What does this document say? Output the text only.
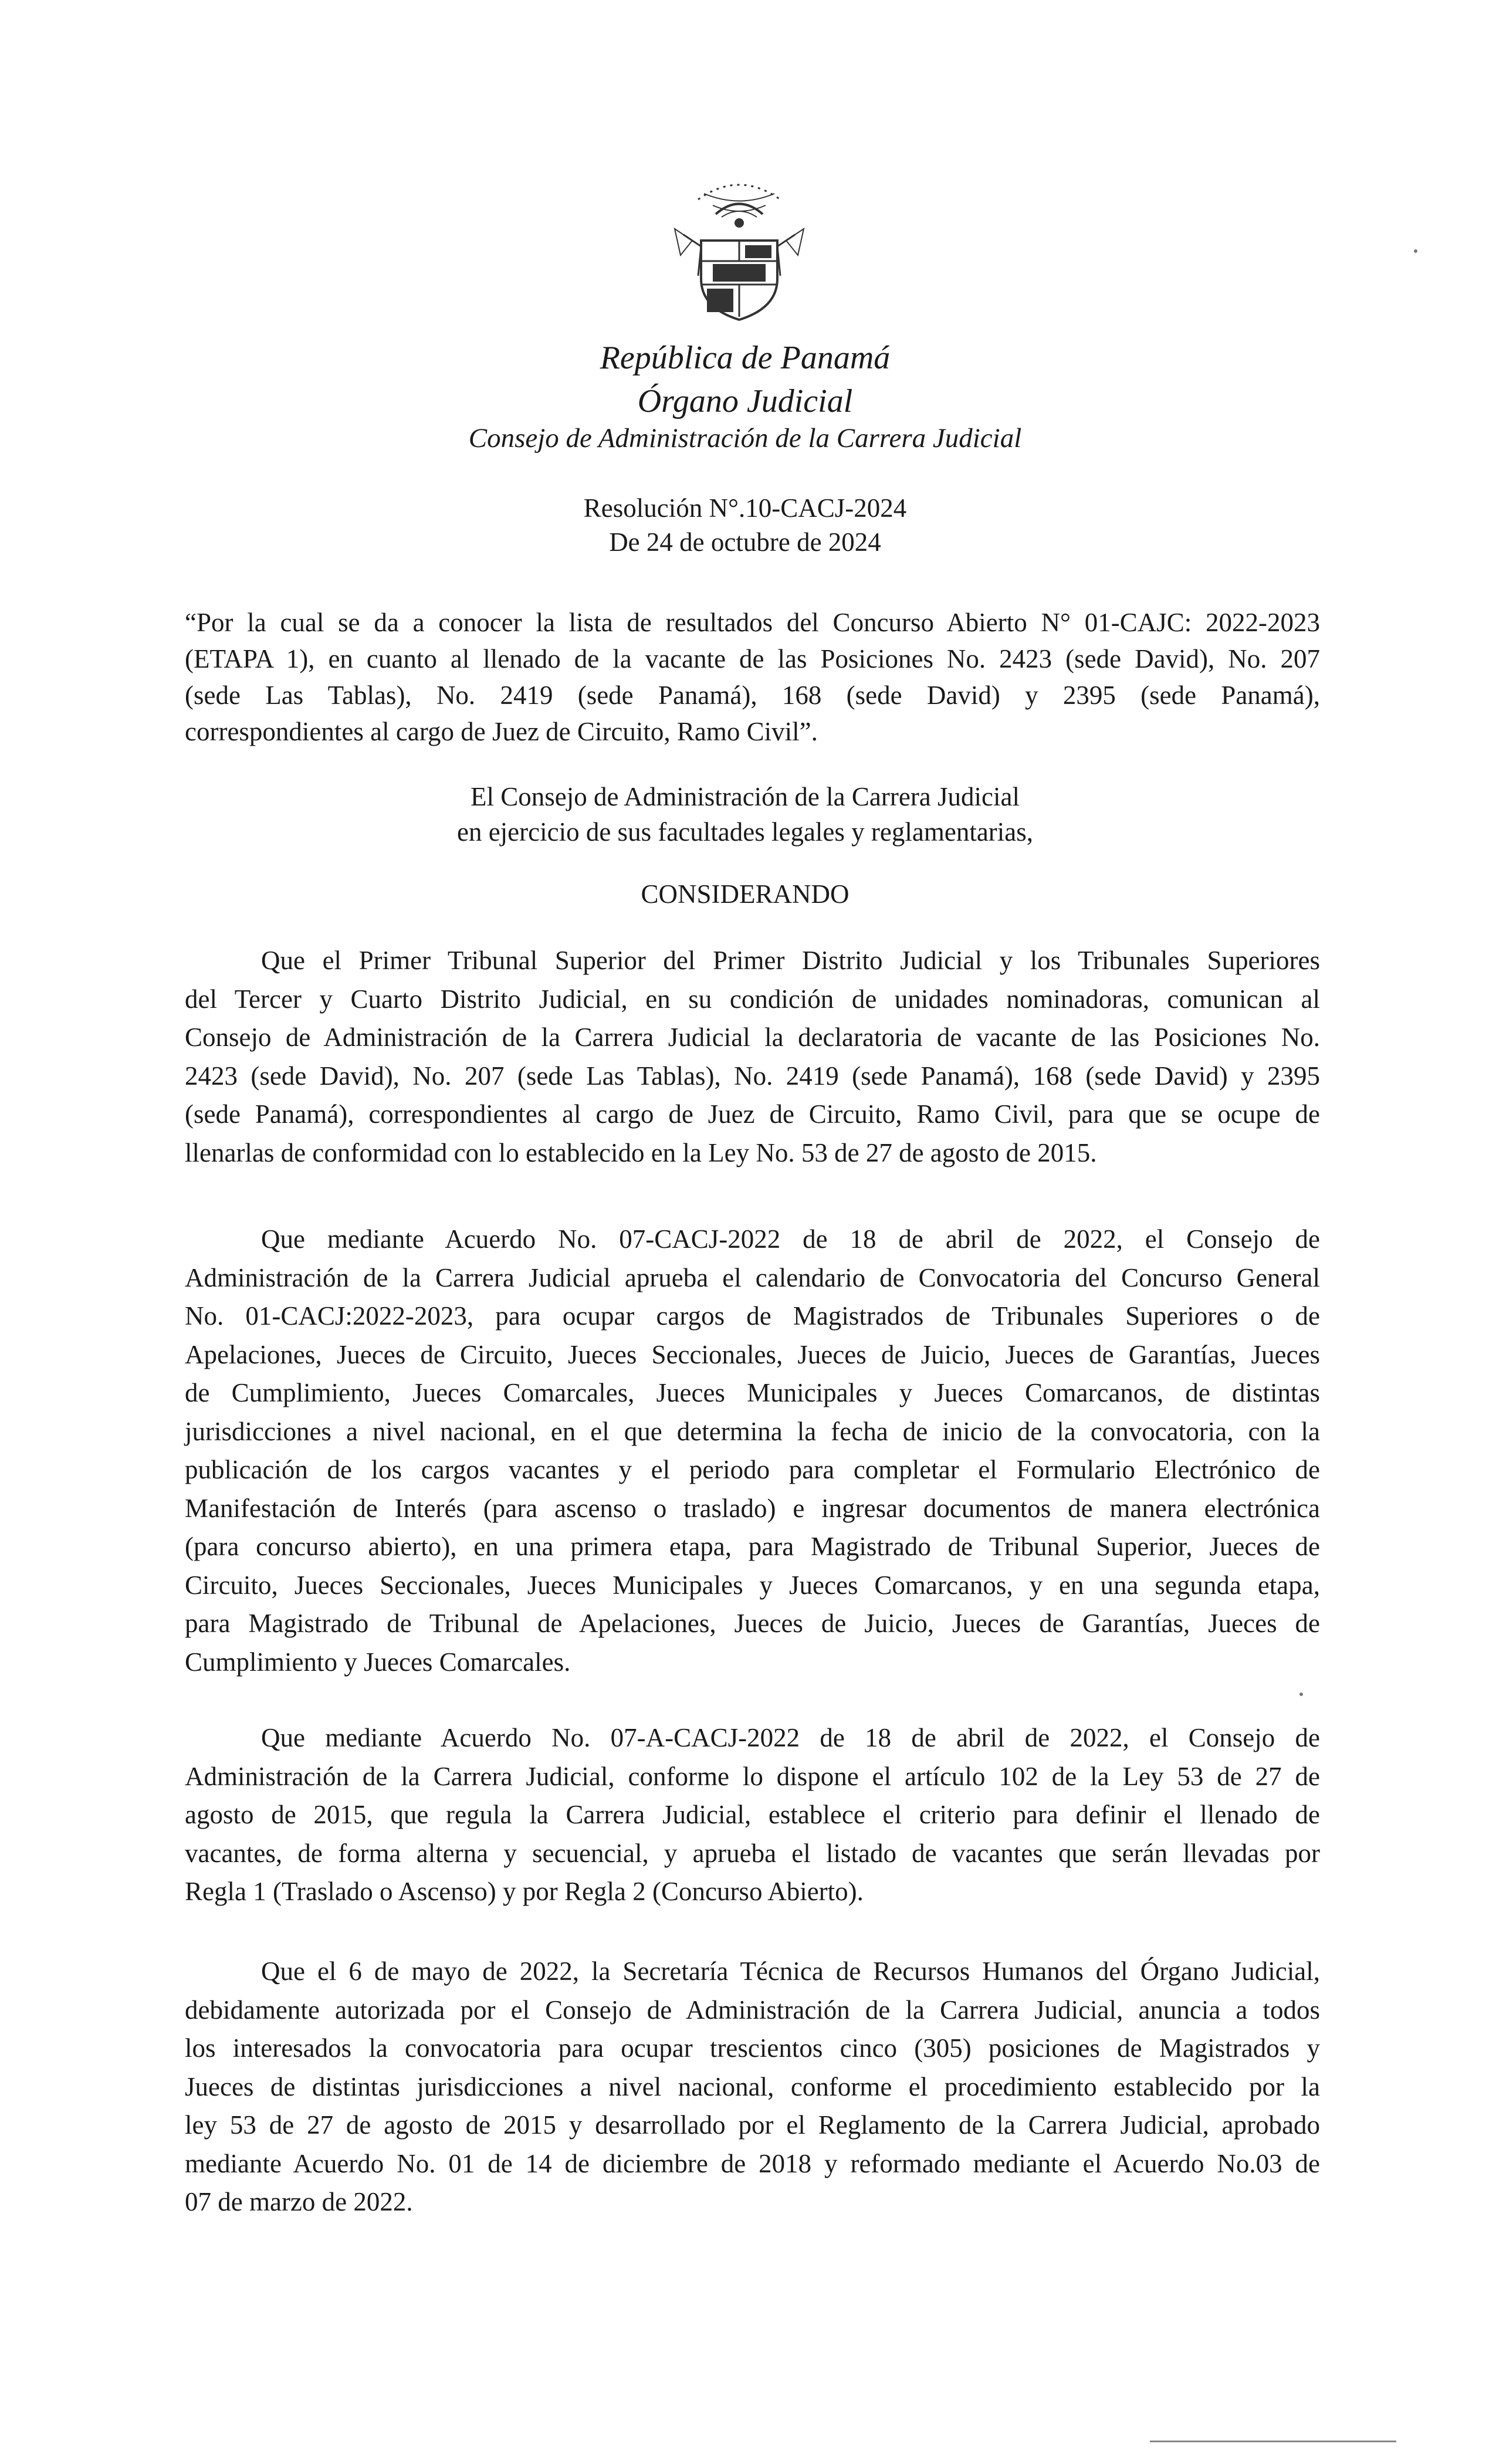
República de Panamá
Órgano Judicial
Consejo de Administración de la Carrera Judicial
Resolución N°.10-CACJ-2024
De 24 de octubre de 2024
“Por la cual se da a conocer la lista de resultados del Concurso Abierto N° 01-CAJC: 2022-2023
(ETAPA 1), en cuanto al llenado de la vacante de las Posiciones No. 2423 (sede David), No. 207
(sede Las Tablas), No. 2419 (sede Panamá), 168 (sede David) y 2395 (sede Panamá),
correspondientes al cargo de Juez de Circuito, Ramo Civil”.
El Consejo de Administración de la Carrera Judicial
en ejercicio de sus facultades legales y reglamentarias,
CONSIDERANDO
Que el Primer Tribunal Superior del Primer Distrito Judicial y los Tribunales Superiores
del Tercer y Cuarto Distrito Judicial, en su condición de unidades nominadoras, comunican al
Consejo de Administración de la Carrera Judicial la declaratoria de vacante de las Posiciones No.
2423 (sede David), No. 207 (sede Las Tablas), No. 2419 (sede Panamá), 168 (sede David) y 2395
(sede Panamá), correspondientes al cargo de Juez de Circuito, Ramo Civil, para que se ocupe de
llenarlas de conformidad con lo establecido en la Ley No. 53 de 27 de agosto de 2015.
Que mediante Acuerdo No. 07-CACJ-2022 de 18 de abril de 2022, el Consejo de
Administración de la Carrera Judicial aprueba el calendario de Convocatoria del Concurso General
No. 01-CACJ:2022-2023, para ocupar cargos de Magistrados de Tribunales Superiores o de
Apelaciones, Jueces de Circuito, Jueces Seccionales, Jueces de Juicio, Jueces de Garantías, Jueces
de Cumplimiento, Jueces Comarcales, Jueces Municipales y Jueces Comarcanos, de distintas
jurisdicciones a nivel nacional, en el que determina la fecha de inicio de la convocatoria, con la
publicación de los cargos vacantes y el periodo para completar el Formulario Electrónico de
Manifestación de Interés (para ascenso o traslado) e ingresar documentos de manera electrónica
(para concurso abierto), en una primera etapa, para Magistrado de Tribunal Superior, Jueces de
Circuito, Jueces Seccionales, Jueces Municipales y Jueces Comarcanos, y en una segunda etapa,
para Magistrado de Tribunal de Apelaciones, Jueces de Juicio, Jueces de Garantías, Jueces de
Cumplimiento y Jueces Comarcales.
Que mediante Acuerdo No. 07-A-CACJ-2022 de 18 de abril de 2022, el Consejo de
Administración de la Carrera Judicial, conforme lo dispone el artículo 102 de la Ley 53 de 27 de
agosto de 2015, que regula la Carrera Judicial, establece el criterio para definir el llenado de
vacantes, de forma alterna y secuencial, y aprueba el listado de vacantes que serán llevadas por
Regla 1 (Traslado o Ascenso) y por Regla 2 (Concurso Abierto).
Que el 6 de mayo de 2022, la Secretaría Técnica de Recursos Humanos del Órgano Judicial,
debidamente autorizada por el Consejo de Administración de la Carrera Judicial, anuncia a todos
los interesados la convocatoria para ocupar trescientos cinco (305) posiciones de Magistrados y
Jueces de distintas jurisdicciones a nivel nacional, conforme el procedimiento establecido por la
ley 53 de 27 de agosto de 2015 y desarrollado por el Reglamento de la Carrera Judicial, aprobado
mediante Acuerdo No. 01 de 14 de diciembre de 2018 y reformado mediante el Acuerdo No.03 de
07 de marzo de 2022.
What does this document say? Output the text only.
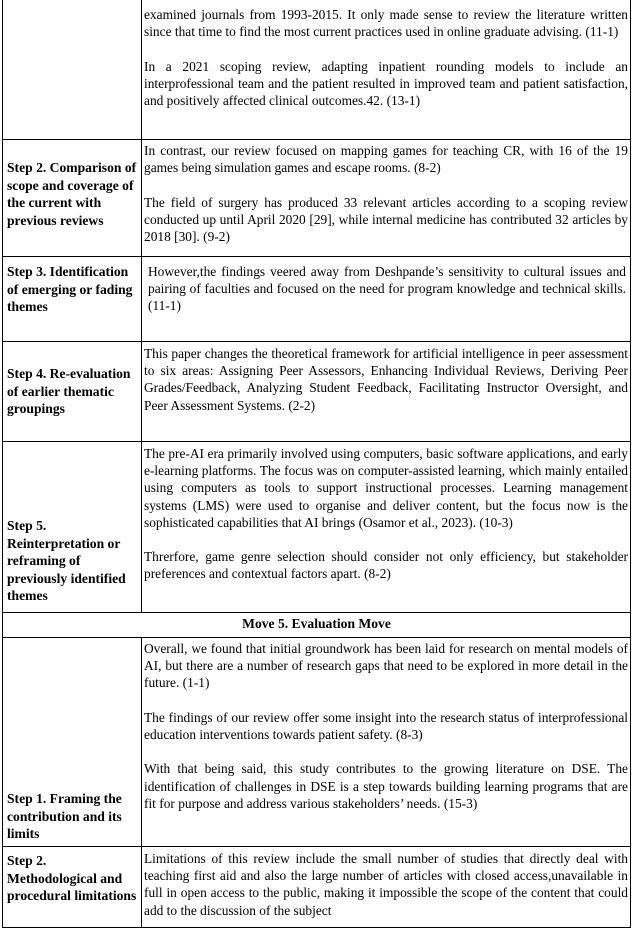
examined journals from 1993-2015. It only made sense to review the literature written since that time to find the most current practices used in online graduate advising. (11-1)

In a 2021 scoping review, adapting inpatient rounding models to include an interprofessional team and the patient resulted in improved team and patient satisfaction, and positively affected clinical outcomes.42. (13-1)

Step 2. Comparison of scope and coverage of the current with previous reviews

In contrast, our review focused on mapping games for teaching CR, with 16 of the 19 games being simulation games and escape rooms. (8-2)

The field of surgery has produced 33 relevant articles according to a scoping review conducted up until April 2020 [29], while internal medicine has contributed 32 articles by 2018 [30]. (9-2)

Step 3. Identification of emerging or fading themes

However,the findings veered away from Deshpande’s sensitivity to cultural issues and pairing of faculties and focused on the need for program knowledge and technical skills. (11-1)

Step 4. Re-evaluation of earlier thematic groupings

This paper changes the theoretical framework for artificial intelligence in peer assessment to six areas: Assigning Peer Assessors, Enhancing Individual Reviews, Deriving Peer Grades/Feedback, Analyzing Student Feedback, Facilitating Instructor Oversight, and Peer Assessment Systems. (2-2)

Step 5. Reinterpretation or reframing of previously identified themes

The pre-AI era primarily involved using computers, basic software applications, and early e-learning platforms. The focus was on computer-assisted learning, which mainly entailed using computers as tools to support instructional processes. Learning management systems (LMS) were used to organise and deliver content, but the focus now is the sophisticated capabilities that AI brings (Osamor et al., 2023). (10-3)

Threrfore, game genre selection should consider not only efficiency, but stakeholder preferences and contextual factors apart. (8-2)

Move 5. Evaluation Move
Step 1. Framing the contribution and its limits

Overall, we found that initial groundwork has been laid for research on mental models of AI, but there are a number of research gaps that need to be explored in more detail in the future. (1-1)

The findings of our review offer some insight into the research status of interprofessional education interventions towards patient safety. (8-3)

With that being said, this study contributes to the growing literature on DSE. The identification of challenges in DSE is a step towards building learning programs that are fit for purpose and address various stakeholders’ needs. (15-3)

Step 2. Methodological and procedural limitations

Limitations of this review include the small number of studies that directly deal with teaching first aid and also the large number of articles with closed access,unavailable in full in open access to the public, making it impossible the scope of the content that could add to the discussion of the subject
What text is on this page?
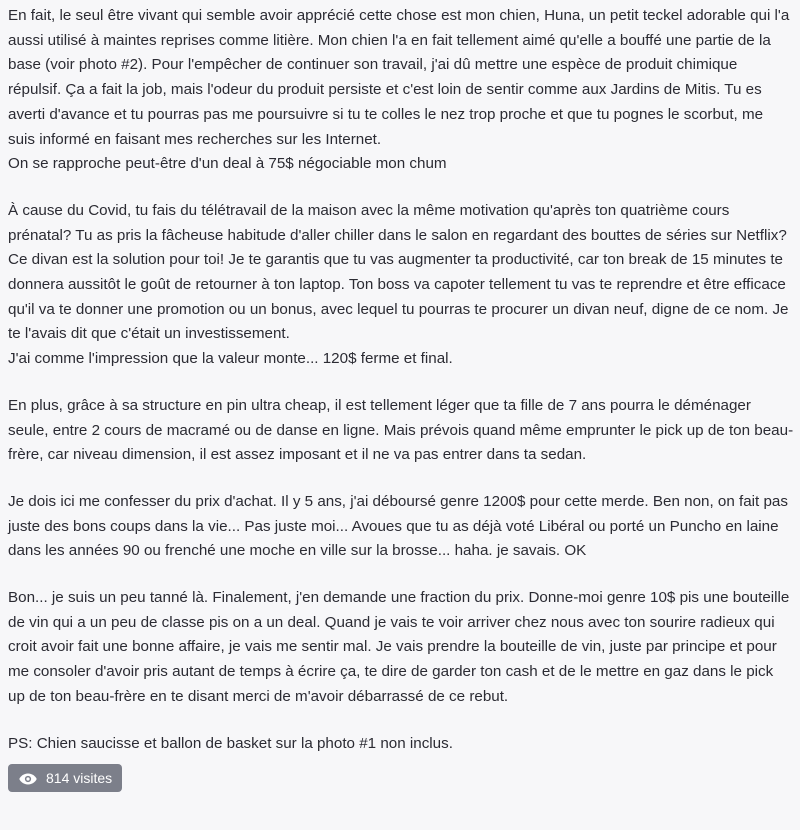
En fait, le seul être vivant qui semble avoir apprécié cette chose est mon chien, Huna, un petit teckel adorable qui l'a aussi utilisé à maintes reprises comme litière. Mon chien l'a en fait tellement aimé qu'elle a bouffé une partie de la base (voir photo #2). Pour l'empêcher de continuer son travail, j'ai dû mettre une espèce de produit chimique répulsif. Ça a fait la job, mais l'odeur du produit persiste et c'est loin de sentir comme aux Jardins de Mitis. Tu es averti d'avance et tu pourras pas me poursuivre si tu te colles le nez trop proche et que tu pognes le scorbut, me suis informé en faisant mes recherches sur les Internet.
On se rapproche peut-être d'un deal à 75$ négociable mon chum

À cause du Covid, tu fais du télétravail de la maison avec la même motivation qu'après ton quatrième cours prénatal? Tu as pris la fâcheuse habitude d'aller chiller dans le salon en regardant des bouttes de séries sur Netflix? Ce divan est la solution pour toi! Je te garantis que tu vas augmenter ta productivité, car ton break de 15 minutes te donnera aussitôt le goût de retourner à ton laptop. Ton boss va capoter tellement tu vas te reprendre et être efficace qu'il va te donner une promotion ou un bonus, avec lequel tu pourras te procurer un divan neuf, digne de ce nom. Je te l'avais dit que c'était un investissement.
J'ai comme l'impression que la valeur monte... 120$ ferme et final.

En plus, grâce à sa structure en pin ultra cheap, il est tellement léger que ta fille de 7 ans pourra le déménager seule, entre 2 cours de macramé ou de danse en ligne. Mais prévois quand même emprunter le pick up de ton beau-frère, car niveau dimension, il est assez imposant et il ne va pas entrer dans ta sedan.

Je dois ici me confesser du prix d'achat. Il y 5 ans, j'ai déboursé genre 1200$ pour cette merde. Ben non, on fait pas juste des bons coups dans la vie... Pas juste moi... Avoues que tu as déjà voté Libéral ou porté un Puncho en laine dans les années 90 ou frenché une moche en ville sur la brosse... haha. je savais. OK

Bon... je suis un peu tanné là. Finalement, j'en demande une fraction du prix. Donne-moi genre 10$ pis une bouteille de vin qui a un peu de classe pis on a un deal. Quand je vais te voir arriver chez nous avec ton sourire radieux qui croit avoir fait une bonne affaire, je vais me sentir mal. Je vais prendre la bouteille de vin, juste par principe et pour me consoler d'avoir pris autant de temps à écrire ça, te dire de garder ton cash et de le mettre en gaz dans le pick up de ton beau-frère en te disant merci de m'avoir débarrassé de ce rebut.

PS: Chien saucisse et ballon de basket sur la photo #1 non inclus.

814 visites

━━━━━━━━━━━━━━━━

** REQUIREMENTS **
Check every line of the records above for the string "findings" and say how many contain it, giving the number alone.

** SOLVED PROBLEM **
2